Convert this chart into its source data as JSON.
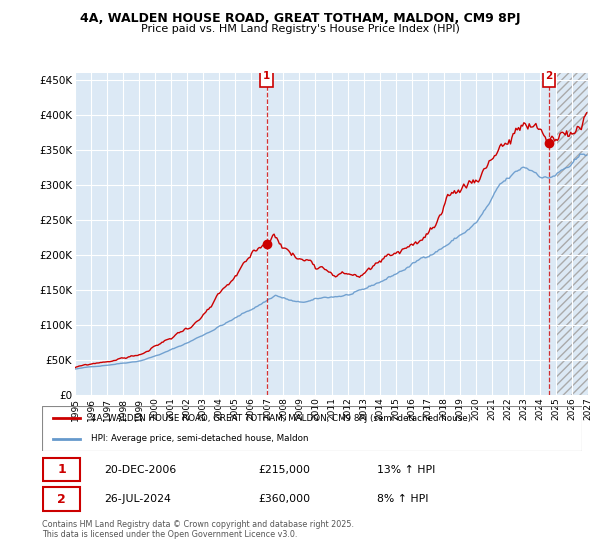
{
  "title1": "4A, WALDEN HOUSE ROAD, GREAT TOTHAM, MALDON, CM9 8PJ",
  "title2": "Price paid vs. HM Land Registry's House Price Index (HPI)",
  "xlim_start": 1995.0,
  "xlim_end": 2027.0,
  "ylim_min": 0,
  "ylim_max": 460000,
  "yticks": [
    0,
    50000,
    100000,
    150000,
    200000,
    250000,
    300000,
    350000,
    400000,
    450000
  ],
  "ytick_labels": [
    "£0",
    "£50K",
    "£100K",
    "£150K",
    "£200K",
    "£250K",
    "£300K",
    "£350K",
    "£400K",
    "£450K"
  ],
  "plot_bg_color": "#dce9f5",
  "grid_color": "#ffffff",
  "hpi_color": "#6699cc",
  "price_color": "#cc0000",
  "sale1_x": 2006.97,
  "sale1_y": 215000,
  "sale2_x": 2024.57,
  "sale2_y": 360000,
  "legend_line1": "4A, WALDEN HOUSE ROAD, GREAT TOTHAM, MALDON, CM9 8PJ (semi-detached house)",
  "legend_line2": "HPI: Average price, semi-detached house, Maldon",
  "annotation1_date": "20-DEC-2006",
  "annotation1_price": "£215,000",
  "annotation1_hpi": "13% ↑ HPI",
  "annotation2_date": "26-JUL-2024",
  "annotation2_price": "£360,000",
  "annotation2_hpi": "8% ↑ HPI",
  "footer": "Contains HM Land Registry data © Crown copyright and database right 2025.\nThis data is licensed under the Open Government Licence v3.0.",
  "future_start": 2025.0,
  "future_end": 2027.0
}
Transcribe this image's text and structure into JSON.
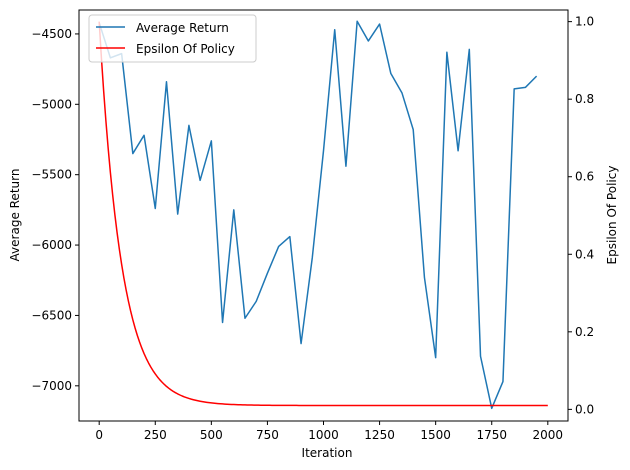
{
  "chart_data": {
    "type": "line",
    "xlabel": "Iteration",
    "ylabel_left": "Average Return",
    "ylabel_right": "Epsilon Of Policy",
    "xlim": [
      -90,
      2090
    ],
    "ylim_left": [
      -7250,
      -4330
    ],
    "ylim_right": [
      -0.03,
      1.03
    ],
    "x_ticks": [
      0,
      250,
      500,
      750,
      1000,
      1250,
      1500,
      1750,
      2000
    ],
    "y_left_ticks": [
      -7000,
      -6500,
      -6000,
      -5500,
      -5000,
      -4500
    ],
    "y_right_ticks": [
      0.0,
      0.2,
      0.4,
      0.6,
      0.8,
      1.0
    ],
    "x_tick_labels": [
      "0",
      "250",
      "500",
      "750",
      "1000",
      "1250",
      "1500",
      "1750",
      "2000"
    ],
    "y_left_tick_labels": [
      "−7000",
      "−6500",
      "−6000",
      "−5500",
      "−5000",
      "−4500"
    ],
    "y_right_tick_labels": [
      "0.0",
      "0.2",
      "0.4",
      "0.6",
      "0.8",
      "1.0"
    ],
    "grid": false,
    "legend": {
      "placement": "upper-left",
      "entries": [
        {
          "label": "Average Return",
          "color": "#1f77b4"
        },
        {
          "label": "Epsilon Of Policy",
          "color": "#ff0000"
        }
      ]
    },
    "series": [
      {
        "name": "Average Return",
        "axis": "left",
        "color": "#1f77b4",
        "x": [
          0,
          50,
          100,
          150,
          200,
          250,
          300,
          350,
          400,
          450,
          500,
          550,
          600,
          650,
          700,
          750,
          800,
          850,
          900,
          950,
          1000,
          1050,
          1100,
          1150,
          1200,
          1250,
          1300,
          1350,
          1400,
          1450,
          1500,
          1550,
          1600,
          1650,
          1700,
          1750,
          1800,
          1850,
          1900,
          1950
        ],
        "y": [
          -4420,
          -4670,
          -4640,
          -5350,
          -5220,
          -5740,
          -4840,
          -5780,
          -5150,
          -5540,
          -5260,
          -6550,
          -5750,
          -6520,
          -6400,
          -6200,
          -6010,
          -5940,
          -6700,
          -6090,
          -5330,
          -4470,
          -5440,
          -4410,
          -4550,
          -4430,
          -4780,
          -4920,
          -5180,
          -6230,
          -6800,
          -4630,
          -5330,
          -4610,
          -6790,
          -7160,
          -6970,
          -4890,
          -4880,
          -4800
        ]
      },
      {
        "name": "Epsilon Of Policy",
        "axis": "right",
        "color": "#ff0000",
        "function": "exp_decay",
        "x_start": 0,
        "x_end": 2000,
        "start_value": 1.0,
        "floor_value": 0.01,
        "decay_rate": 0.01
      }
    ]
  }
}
* * * * *
> Work to do: Select and copy every line of the listing with the word "Registry".

> Reply:
  "title2": "Price paid vs. HM Land Registry's House Price Index (HPI)",
  "footer": "Contains HM Land Registry data © Crown copyright and database right 2025.\nThis data is licensed under the Open Government Licence v3.0.",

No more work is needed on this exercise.